***** Data rows

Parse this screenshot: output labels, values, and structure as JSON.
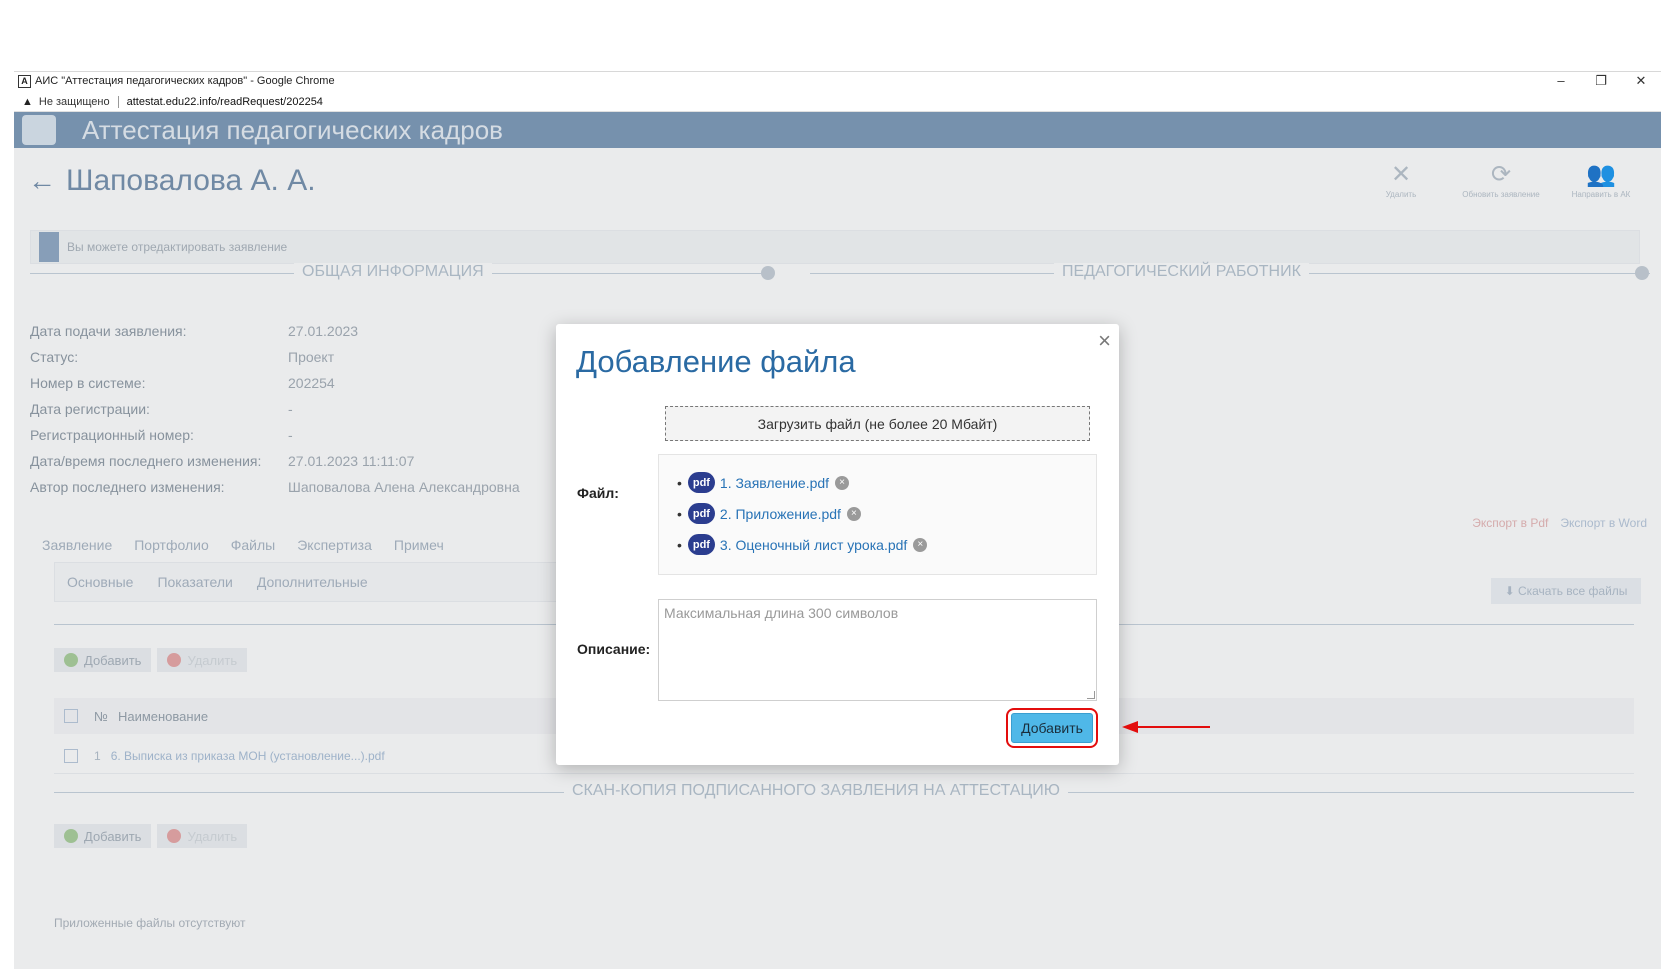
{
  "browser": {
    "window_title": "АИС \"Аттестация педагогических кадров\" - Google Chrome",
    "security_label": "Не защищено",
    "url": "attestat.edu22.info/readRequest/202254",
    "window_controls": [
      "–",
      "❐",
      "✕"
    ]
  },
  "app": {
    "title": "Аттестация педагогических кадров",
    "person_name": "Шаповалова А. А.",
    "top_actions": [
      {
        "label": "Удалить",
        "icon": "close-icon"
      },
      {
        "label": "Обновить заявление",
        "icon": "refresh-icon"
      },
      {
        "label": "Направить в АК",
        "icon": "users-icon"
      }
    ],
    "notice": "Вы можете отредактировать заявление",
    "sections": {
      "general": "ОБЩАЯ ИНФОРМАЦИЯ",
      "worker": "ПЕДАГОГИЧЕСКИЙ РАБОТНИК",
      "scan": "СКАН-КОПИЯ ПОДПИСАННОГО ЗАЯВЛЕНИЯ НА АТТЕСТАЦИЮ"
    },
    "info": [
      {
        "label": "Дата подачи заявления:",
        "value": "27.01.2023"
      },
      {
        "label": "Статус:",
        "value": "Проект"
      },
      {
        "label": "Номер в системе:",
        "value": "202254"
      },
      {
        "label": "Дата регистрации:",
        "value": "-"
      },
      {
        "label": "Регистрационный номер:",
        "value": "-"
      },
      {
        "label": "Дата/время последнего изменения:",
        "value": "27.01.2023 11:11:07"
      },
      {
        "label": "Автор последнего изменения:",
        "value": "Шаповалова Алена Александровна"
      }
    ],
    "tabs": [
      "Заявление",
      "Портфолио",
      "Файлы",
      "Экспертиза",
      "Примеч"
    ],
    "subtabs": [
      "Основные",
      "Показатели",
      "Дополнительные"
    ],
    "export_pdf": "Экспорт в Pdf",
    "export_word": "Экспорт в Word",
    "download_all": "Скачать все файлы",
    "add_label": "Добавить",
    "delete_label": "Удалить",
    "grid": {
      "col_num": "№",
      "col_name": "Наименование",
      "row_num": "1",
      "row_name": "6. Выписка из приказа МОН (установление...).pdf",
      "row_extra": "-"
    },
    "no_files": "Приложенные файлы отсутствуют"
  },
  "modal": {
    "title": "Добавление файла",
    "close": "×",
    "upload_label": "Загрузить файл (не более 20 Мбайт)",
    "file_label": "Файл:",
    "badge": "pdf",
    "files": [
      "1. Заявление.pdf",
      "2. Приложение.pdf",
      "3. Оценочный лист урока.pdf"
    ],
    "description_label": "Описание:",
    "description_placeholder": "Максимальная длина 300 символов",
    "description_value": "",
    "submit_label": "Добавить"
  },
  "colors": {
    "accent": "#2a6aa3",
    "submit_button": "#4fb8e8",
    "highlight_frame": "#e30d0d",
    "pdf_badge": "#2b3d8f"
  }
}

**********

## Task objective:
Pictures appear in the records above. Output everything except them, exactly.

## Finished answer:
Parse this screenshot: output labels, values, and structure as JSON.
{
  "browser": {
    "window_title": "АИС \"Аттестация педагогических кадров\" - Google Chrome",
    "security_label": "Не защищено",
    "url": "attestat.edu22.info/readRequest/202254",
    "window_controls": [
      "–",
      "❐",
      "✕"
    ]
  },
  "app": {
    "title": "Аттестация педагогических кадров",
    "person_name": "Шаповалова А. А.",
    "top_actions": [
      {
        "label": "Удалить",
        "icon": "close-icon"
      },
      {
        "label": "Обновить заявление",
        "icon": "refresh-icon"
      },
      {
        "label": "Направить в АК",
        "icon": "users-icon"
      }
    ],
    "notice": "Вы можете отредактировать заявление",
    "sections": {
      "general": "ОБЩАЯ ИНФОРМАЦИЯ",
      "worker": "ПЕДАГОГИЧЕСКИЙ РАБОТНИК",
      "scan": "СКАН-КОПИЯ ПОДПИСАННОГО ЗАЯВЛЕНИЯ НА АТТЕСТАЦИЮ"
    },
    "info": [
      {
        "label": "Дата подачи заявления:",
        "value": "27.01.2023"
      },
      {
        "label": "Статус:",
        "value": "Проект"
      },
      {
        "label": "Номер в системе:",
        "value": "202254"
      },
      {
        "label": "Дата регистрации:",
        "value": "-"
      },
      {
        "label": "Регистрационный номер:",
        "value": "-"
      },
      {
        "label": "Дата/время последнего изменения:",
        "value": "27.01.2023 11:11:07"
      },
      {
        "label": "Автор последнего изменения:",
        "value": "Шаповалова Алена Александровна"
      }
    ],
    "tabs": [
      "Заявление",
      "Портфолио",
      "Файлы",
      "Экспертиза",
      "Примеч"
    ],
    "subtabs": [
      "Основные",
      "Показатели",
      "Дополнительные"
    ],
    "export_pdf": "Экспорт в Pdf",
    "export_word": "Экспорт в Word",
    "download_all": "Скачать все файлы",
    "add_label": "Добавить",
    "delete_label": "Удалить",
    "grid": {
      "col_num": "№",
      "col_name": "Наименование",
      "row_num": "1",
      "row_name": "6. Выписка из приказа МОН (установление...).pdf",
      "row_extra": "-"
    },
    "no_files": "Приложенные файлы отсутствуют"
  },
  "modal": {
    "title": "Добавление файла",
    "close": "×",
    "upload_label": "Загрузить файл (не более 20 Мбайт)",
    "file_label": "Файл:",
    "badge": "pdf",
    "files": [
      "1. Заявление.pdf",
      "2. Приложение.pdf",
      "3. Оценочный лист урока.pdf"
    ],
    "description_label": "Описание:",
    "description_placeholder": "Максимальная длина 300 символов",
    "description_value": "",
    "submit_label": "Добавить"
  },
  "colors": {
    "accent": "#2a6aa3",
    "submit_button": "#4fb8e8",
    "highlight_frame": "#e30d0d",
    "pdf_badge": "#2b3d8f"
  }
}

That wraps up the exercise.